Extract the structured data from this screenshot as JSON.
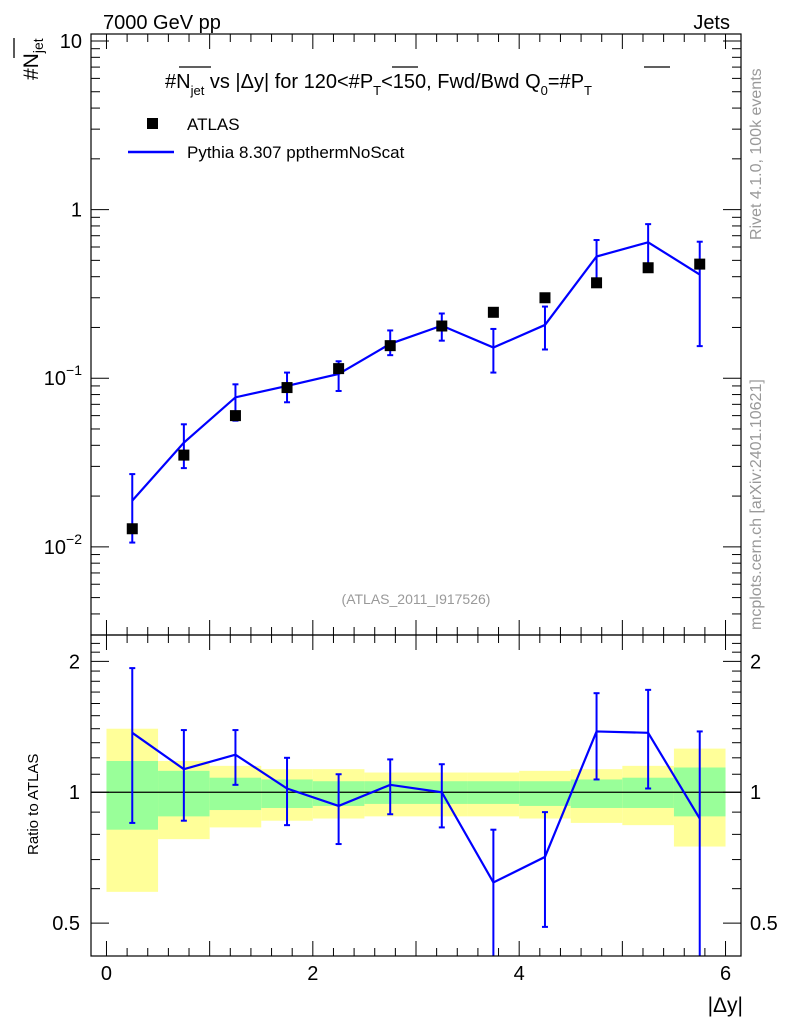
{
  "header": {
    "left": "7000 GeV pp",
    "right": "Jets"
  },
  "side_labels": {
    "rivet": "Rivet 4.1.0,  100k events",
    "mcplots": "mcplots.cern.ch [arXiv:2401.10621]"
  },
  "chart_data": {
    "type": "scatter",
    "title": "#N_jet vs |Δy| for 120<#P_T<150, Fwd/Bwd Q_0=#P_T",
    "title_parts": {
      "p1": "#N",
      "p1_sub": "jet",
      "p2": " vs |Δy| for 120<#",
      "p2_over": "P",
      "p3_sub": "T",
      "p4": "<150, Fwd/Bwd Q",
      "p4_sub": "0",
      "p5": "=#",
      "p5_over": "P",
      "p5_sub": "T"
    },
    "ylabel": {
      "main": "#N",
      "sub": "jet"
    },
    "xlabel": "|Δy|",
    "ratio_ylabel": "Ratio to ATLAS",
    "watermark": "(ATLAS_2011_I917526)",
    "legend": [
      {
        "label": "ATLAS",
        "marker": "square"
      },
      {
        "label": "Pythia 8.307 ppthermNoScat",
        "marker": "line",
        "color": "#0000ff"
      }
    ],
    "xlim": [
      -0.15,
      6.15
    ],
    "ylim": [
      0.003,
      11
    ],
    "ratio_ylim": [
      0.42,
      2.3
    ],
    "x_ticks": [
      0,
      2,
      4,
      6
    ],
    "x_tick_labels": [
      "0",
      "2",
      "4",
      "6"
    ],
    "y_tick_labels": [
      {
        "value": 10,
        "base": "10",
        "exp": ""
      },
      {
        "value": 1,
        "base": "1",
        "exp": ""
      },
      {
        "value": 0.1,
        "base": "10",
        "exp": "−1"
      },
      {
        "value": 0.01,
        "base": "10",
        "exp": "−2"
      }
    ],
    "ratio_tick_labels": [
      {
        "value": 2,
        "label": "2"
      },
      {
        "value": 1,
        "label": "1"
      },
      {
        "value": 0.5,
        "label": "0.5"
      }
    ],
    "bins": [
      [
        0,
        0.5
      ],
      [
        0.5,
        1
      ],
      [
        1,
        1.5
      ],
      [
        1.5,
        2
      ],
      [
        2,
        2.5
      ],
      [
        2.5,
        3
      ],
      [
        3,
        3.5
      ],
      [
        3.5,
        4
      ],
      [
        4,
        4.5
      ],
      [
        4.5,
        5
      ],
      [
        5,
        5.5
      ],
      [
        5.5,
        6
      ]
    ],
    "x": [
      0.25,
      0.75,
      1.25,
      1.75,
      2.25,
      2.75,
      3.25,
      3.75,
      4.25,
      4.75,
      5.25,
      5.75
    ],
    "series": [
      {
        "name": "ATLAS",
        "values": [
          0.0128,
          0.035,
          0.06,
          0.088,
          0.114,
          0.156,
          0.204,
          0.246,
          0.3,
          0.368,
          0.452,
          0.475
        ]
      },
      {
        "name": "Pythia 8.307 ppthermNoScat",
        "color": "#0000ff",
        "values": [
          0.0188,
          0.0415,
          0.077,
          0.09,
          0.106,
          0.16,
          0.205,
          0.152,
          0.207,
          0.527,
          0.64,
          0.412
        ],
        "err_low": [
          0.0082,
          0.0122,
          0.021,
          0.018,
          0.022,
          0.023,
          0.038,
          0.044,
          0.059,
          0.152,
          0.2,
          0.257
        ],
        "err_high": [
          0.0082,
          0.0118,
          0.015,
          0.018,
          0.02,
          0.032,
          0.037,
          0.044,
          0.059,
          0.133,
          0.18,
          0.233
        ]
      }
    ],
    "ratio": {
      "values": [
        1.37,
        1.13,
        1.22,
        1.02,
        0.93,
        1.04,
        1.0,
        0.62,
        0.71,
        1.38,
        1.37,
        0.87
      ],
      "err_low": [
        0.52,
        0.27,
        0.18,
        0.18,
        0.17,
        0.15,
        0.17,
        0.23,
        0.22,
        0.31,
        0.35,
        0.52
      ],
      "err_high": [
        0.56,
        0.26,
        0.17,
        0.18,
        0.17,
        0.15,
        0.16,
        0.2,
        0.19,
        0.31,
        0.35,
        0.51
      ],
      "band_yellow": [
        [
          0.59,
          1.4
        ],
        [
          0.78,
          1.18
        ],
        [
          0.83,
          1.15
        ],
        [
          0.86,
          1.13
        ],
        [
          0.87,
          1.13
        ],
        [
          0.88,
          1.11
        ],
        [
          0.88,
          1.11
        ],
        [
          0.88,
          1.11
        ],
        [
          0.87,
          1.12
        ],
        [
          0.85,
          1.13
        ],
        [
          0.84,
          1.15
        ],
        [
          0.75,
          1.26
        ]
      ],
      "band_green": [
        [
          0.82,
          1.18
        ],
        [
          0.88,
          1.12
        ],
        [
          0.91,
          1.08
        ],
        [
          0.92,
          1.07
        ],
        [
          0.93,
          1.06
        ],
        [
          0.94,
          1.06
        ],
        [
          0.94,
          1.06
        ],
        [
          0.94,
          1.06
        ],
        [
          0.93,
          1.06
        ],
        [
          0.92,
          1.07
        ],
        [
          0.92,
          1.08
        ],
        [
          0.88,
          1.14
        ]
      ]
    }
  }
}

****************

» Written request
All of the entries need to be transcribed word for word; pictures are left out.

» Answer to the task
Extract the structured data from this screenshot as JSON.
{
  "header": {
    "left": "7000 GeV pp",
    "right": "Jets"
  },
  "side_labels": {
    "rivet": "Rivet 4.1.0,  100k events",
    "mcplots": "mcplots.cern.ch [arXiv:2401.10621]"
  },
  "chart_data": {
    "type": "scatter",
    "title": "#N_jet vs |Δy| for 120<#P_T<150, Fwd/Bwd Q_0=#P_T",
    "title_parts": {
      "p1": "#N",
      "p1_sub": "jet",
      "p2": " vs |Δy| for 120<#",
      "p2_over": "P",
      "p3_sub": "T",
      "p4": "<150, Fwd/Bwd Q",
      "p4_sub": "0",
      "p5": "=#",
      "p5_over": "P",
      "p5_sub": "T"
    },
    "ylabel": {
      "main": "#N",
      "sub": "jet"
    },
    "xlabel": "|Δy|",
    "ratio_ylabel": "Ratio to ATLAS",
    "watermark": "(ATLAS_2011_I917526)",
    "legend": [
      {
        "label": "ATLAS",
        "marker": "square"
      },
      {
        "label": "Pythia 8.307 ppthermNoScat",
        "marker": "line",
        "color": "#0000ff"
      }
    ],
    "xlim": [
      -0.15,
      6.15
    ],
    "ylim": [
      0.003,
      11
    ],
    "ratio_ylim": [
      0.42,
      2.3
    ],
    "x_ticks": [
      0,
      2,
      4,
      6
    ],
    "x_tick_labels": [
      "0",
      "2",
      "4",
      "6"
    ],
    "y_tick_labels": [
      {
        "value": 10,
        "base": "10",
        "exp": ""
      },
      {
        "value": 1,
        "base": "1",
        "exp": ""
      },
      {
        "value": 0.1,
        "base": "10",
        "exp": "−1"
      },
      {
        "value": 0.01,
        "base": "10",
        "exp": "−2"
      }
    ],
    "ratio_tick_labels": [
      {
        "value": 2,
        "label": "2"
      },
      {
        "value": 1,
        "label": "1"
      },
      {
        "value": 0.5,
        "label": "0.5"
      }
    ],
    "bins": [
      [
        0,
        0.5
      ],
      [
        0.5,
        1
      ],
      [
        1,
        1.5
      ],
      [
        1.5,
        2
      ],
      [
        2,
        2.5
      ],
      [
        2.5,
        3
      ],
      [
        3,
        3.5
      ],
      [
        3.5,
        4
      ],
      [
        4,
        4.5
      ],
      [
        4.5,
        5
      ],
      [
        5,
        5.5
      ],
      [
        5.5,
        6
      ]
    ],
    "x": [
      0.25,
      0.75,
      1.25,
      1.75,
      2.25,
      2.75,
      3.25,
      3.75,
      4.25,
      4.75,
      5.25,
      5.75
    ],
    "series": [
      {
        "name": "ATLAS",
        "values": [
          0.0128,
          0.035,
          0.06,
          0.088,
          0.114,
          0.156,
          0.204,
          0.246,
          0.3,
          0.368,
          0.452,
          0.475
        ]
      },
      {
        "name": "Pythia 8.307 ppthermNoScat",
        "color": "#0000ff",
        "values": [
          0.0188,
          0.0415,
          0.077,
          0.09,
          0.106,
          0.16,
          0.205,
          0.152,
          0.207,
          0.527,
          0.64,
          0.412
        ],
        "err_low": [
          0.0082,
          0.0122,
          0.021,
          0.018,
          0.022,
          0.023,
          0.038,
          0.044,
          0.059,
          0.152,
          0.2,
          0.257
        ],
        "err_high": [
          0.0082,
          0.0118,
          0.015,
          0.018,
          0.02,
          0.032,
          0.037,
          0.044,
          0.059,
          0.133,
          0.18,
          0.233
        ]
      }
    ],
    "ratio": {
      "values": [
        1.37,
        1.13,
        1.22,
        1.02,
        0.93,
        1.04,
        1.0,
        0.62,
        0.71,
        1.38,
        1.37,
        0.87
      ],
      "err_low": [
        0.52,
        0.27,
        0.18,
        0.18,
        0.17,
        0.15,
        0.17,
        0.23,
        0.22,
        0.31,
        0.35,
        0.52
      ],
      "err_high": [
        0.56,
        0.26,
        0.17,
        0.18,
        0.17,
        0.15,
        0.16,
        0.2,
        0.19,
        0.31,
        0.35,
        0.51
      ],
      "band_yellow": [
        [
          0.59,
          1.4
        ],
        [
          0.78,
          1.18
        ],
        [
          0.83,
          1.15
        ],
        [
          0.86,
          1.13
        ],
        [
          0.87,
          1.13
        ],
        [
          0.88,
          1.11
        ],
        [
          0.88,
          1.11
        ],
        [
          0.88,
          1.11
        ],
        [
          0.87,
          1.12
        ],
        [
          0.85,
          1.13
        ],
        [
          0.84,
          1.15
        ],
        [
          0.75,
          1.26
        ]
      ],
      "band_green": [
        [
          0.82,
          1.18
        ],
        [
          0.88,
          1.12
        ],
        [
          0.91,
          1.08
        ],
        [
          0.92,
          1.07
        ],
        [
          0.93,
          1.06
        ],
        [
          0.94,
          1.06
        ],
        [
          0.94,
          1.06
        ],
        [
          0.94,
          1.06
        ],
        [
          0.93,
          1.06
        ],
        [
          0.92,
          1.07
        ],
        [
          0.92,
          1.08
        ],
        [
          0.88,
          1.14
        ]
      ]
    }
  }
}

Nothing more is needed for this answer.